** begin WORKING DATA **

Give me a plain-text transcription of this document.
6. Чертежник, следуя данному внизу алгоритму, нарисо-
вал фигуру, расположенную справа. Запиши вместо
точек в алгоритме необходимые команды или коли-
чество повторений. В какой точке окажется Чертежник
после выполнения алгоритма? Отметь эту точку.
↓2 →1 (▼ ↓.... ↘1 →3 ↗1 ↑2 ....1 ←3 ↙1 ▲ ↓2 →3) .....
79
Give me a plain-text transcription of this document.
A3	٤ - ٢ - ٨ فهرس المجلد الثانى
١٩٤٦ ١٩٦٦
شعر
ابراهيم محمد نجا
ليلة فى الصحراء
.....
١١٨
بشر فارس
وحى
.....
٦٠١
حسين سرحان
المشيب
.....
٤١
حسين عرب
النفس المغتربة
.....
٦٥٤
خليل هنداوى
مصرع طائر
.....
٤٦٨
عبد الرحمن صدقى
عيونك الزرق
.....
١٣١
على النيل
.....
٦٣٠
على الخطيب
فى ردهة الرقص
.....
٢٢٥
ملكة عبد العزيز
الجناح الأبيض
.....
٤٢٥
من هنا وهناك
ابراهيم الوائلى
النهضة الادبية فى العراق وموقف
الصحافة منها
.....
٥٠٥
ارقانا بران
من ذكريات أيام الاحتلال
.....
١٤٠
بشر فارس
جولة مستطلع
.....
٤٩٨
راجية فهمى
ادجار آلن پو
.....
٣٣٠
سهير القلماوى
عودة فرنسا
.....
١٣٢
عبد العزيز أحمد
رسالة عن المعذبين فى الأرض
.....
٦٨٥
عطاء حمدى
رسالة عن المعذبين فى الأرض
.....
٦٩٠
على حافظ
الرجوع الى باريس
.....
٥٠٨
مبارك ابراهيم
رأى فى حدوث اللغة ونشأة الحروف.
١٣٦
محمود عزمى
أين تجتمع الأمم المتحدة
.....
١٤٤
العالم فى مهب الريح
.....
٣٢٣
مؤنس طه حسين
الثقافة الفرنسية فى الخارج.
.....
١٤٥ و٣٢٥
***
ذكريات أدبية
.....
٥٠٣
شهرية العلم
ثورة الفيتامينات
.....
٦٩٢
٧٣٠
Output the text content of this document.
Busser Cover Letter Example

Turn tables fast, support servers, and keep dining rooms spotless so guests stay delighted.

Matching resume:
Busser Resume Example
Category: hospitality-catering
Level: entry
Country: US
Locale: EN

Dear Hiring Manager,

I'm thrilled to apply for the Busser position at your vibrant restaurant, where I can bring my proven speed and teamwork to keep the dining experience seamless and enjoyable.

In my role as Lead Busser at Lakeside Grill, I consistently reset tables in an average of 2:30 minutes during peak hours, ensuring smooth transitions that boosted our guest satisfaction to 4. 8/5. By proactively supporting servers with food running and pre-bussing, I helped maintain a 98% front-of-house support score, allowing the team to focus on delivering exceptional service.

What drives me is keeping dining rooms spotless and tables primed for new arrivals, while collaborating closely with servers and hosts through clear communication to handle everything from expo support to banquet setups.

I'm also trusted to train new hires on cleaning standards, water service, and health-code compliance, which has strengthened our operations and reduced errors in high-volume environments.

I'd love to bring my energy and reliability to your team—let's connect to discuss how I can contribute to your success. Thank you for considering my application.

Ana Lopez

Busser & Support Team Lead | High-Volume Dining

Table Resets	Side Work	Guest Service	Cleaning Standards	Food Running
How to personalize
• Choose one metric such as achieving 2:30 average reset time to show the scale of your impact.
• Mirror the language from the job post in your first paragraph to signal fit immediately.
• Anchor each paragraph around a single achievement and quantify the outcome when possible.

** end WORKING DATA **

§ EXERCISE PROMPT:
Check each line of the records above for the string "tables", and report every line that has it.

§ TASK OUTPUT:
Turn tables fast, support servers, and keep dining rooms spotless so guests stay delighted.
In my role as Lead Busser at Lakeside Grill, I consistently reset tables in an average of 2:30 minutes during peak hours, ensuring smooth transitions that boosted our guest satisfaction to 4. 8/5. By proactively supporting servers with food running and pre-bussing, I helped maintain a 98% front-of-house support score, allowing the team to focus on delivering exceptional service.
What drives me is keeping dining rooms spotless and tables primed for new arrivals, while collaborating closely with servers and hosts through clear communication to handle everything from expo support to banquet setups.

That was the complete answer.